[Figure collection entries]
-*-

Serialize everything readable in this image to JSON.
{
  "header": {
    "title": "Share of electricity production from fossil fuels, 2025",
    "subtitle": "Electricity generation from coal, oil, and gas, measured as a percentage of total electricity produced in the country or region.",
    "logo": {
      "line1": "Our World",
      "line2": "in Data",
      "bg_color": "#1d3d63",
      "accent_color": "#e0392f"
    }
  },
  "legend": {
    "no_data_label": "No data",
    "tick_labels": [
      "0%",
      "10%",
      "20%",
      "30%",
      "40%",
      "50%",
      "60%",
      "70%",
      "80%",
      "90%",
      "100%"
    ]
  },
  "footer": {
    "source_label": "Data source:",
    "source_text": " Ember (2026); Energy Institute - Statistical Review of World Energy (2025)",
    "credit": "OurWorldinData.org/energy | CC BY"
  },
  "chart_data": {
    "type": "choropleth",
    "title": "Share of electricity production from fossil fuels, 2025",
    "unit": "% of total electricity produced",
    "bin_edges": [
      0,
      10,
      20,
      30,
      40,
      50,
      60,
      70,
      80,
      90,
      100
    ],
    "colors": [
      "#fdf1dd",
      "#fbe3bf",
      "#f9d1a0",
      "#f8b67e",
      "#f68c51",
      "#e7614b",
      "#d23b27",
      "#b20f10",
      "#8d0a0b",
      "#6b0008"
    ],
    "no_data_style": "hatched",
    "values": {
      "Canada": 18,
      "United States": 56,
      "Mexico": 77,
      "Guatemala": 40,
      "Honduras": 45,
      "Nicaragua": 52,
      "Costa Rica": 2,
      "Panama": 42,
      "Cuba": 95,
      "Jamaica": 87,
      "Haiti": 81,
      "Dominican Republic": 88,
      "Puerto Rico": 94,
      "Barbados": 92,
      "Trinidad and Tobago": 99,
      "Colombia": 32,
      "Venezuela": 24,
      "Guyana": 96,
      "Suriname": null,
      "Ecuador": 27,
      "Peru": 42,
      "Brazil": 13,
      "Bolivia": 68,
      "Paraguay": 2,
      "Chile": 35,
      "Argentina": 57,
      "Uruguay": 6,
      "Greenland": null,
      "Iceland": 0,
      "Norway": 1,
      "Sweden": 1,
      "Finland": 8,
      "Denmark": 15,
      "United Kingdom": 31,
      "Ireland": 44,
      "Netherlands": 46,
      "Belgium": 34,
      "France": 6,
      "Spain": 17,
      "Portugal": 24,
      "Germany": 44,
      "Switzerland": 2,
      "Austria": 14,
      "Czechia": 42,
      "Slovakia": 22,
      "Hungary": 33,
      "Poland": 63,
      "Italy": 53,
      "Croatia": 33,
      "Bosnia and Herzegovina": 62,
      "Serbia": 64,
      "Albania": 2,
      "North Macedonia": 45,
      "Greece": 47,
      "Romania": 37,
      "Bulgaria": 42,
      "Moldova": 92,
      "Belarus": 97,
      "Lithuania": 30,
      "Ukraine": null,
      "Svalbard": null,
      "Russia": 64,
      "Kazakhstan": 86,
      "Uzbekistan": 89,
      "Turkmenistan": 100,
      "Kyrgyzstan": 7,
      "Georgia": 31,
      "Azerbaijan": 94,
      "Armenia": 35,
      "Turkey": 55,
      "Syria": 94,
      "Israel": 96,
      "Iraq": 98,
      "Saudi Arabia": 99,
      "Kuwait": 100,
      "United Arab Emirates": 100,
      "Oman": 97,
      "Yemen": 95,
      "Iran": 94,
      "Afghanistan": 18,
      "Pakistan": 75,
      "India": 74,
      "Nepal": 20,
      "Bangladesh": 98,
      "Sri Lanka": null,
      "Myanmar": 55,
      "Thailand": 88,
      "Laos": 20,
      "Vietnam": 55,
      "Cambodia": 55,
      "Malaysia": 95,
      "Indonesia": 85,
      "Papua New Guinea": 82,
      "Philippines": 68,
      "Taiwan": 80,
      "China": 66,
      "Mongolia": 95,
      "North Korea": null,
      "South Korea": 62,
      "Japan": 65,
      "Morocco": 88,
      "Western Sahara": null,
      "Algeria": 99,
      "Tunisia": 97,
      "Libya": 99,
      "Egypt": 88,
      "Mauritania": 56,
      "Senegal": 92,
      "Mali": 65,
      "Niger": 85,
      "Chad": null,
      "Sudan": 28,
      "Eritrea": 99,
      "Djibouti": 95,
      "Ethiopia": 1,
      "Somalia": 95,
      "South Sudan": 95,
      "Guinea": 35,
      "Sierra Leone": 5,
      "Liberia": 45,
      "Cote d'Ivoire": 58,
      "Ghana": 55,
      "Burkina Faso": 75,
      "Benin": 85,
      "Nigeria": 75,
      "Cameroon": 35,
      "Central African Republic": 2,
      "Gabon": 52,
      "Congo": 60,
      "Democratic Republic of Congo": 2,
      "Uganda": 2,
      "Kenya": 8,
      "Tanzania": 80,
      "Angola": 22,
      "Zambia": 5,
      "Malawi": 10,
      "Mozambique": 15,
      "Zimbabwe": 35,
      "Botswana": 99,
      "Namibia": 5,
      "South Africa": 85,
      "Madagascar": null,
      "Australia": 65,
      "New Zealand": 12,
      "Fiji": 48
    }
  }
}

-*-

Required task
The string "North" may appear in lines of the listing above; tally those lines and give the number only.

Reply
2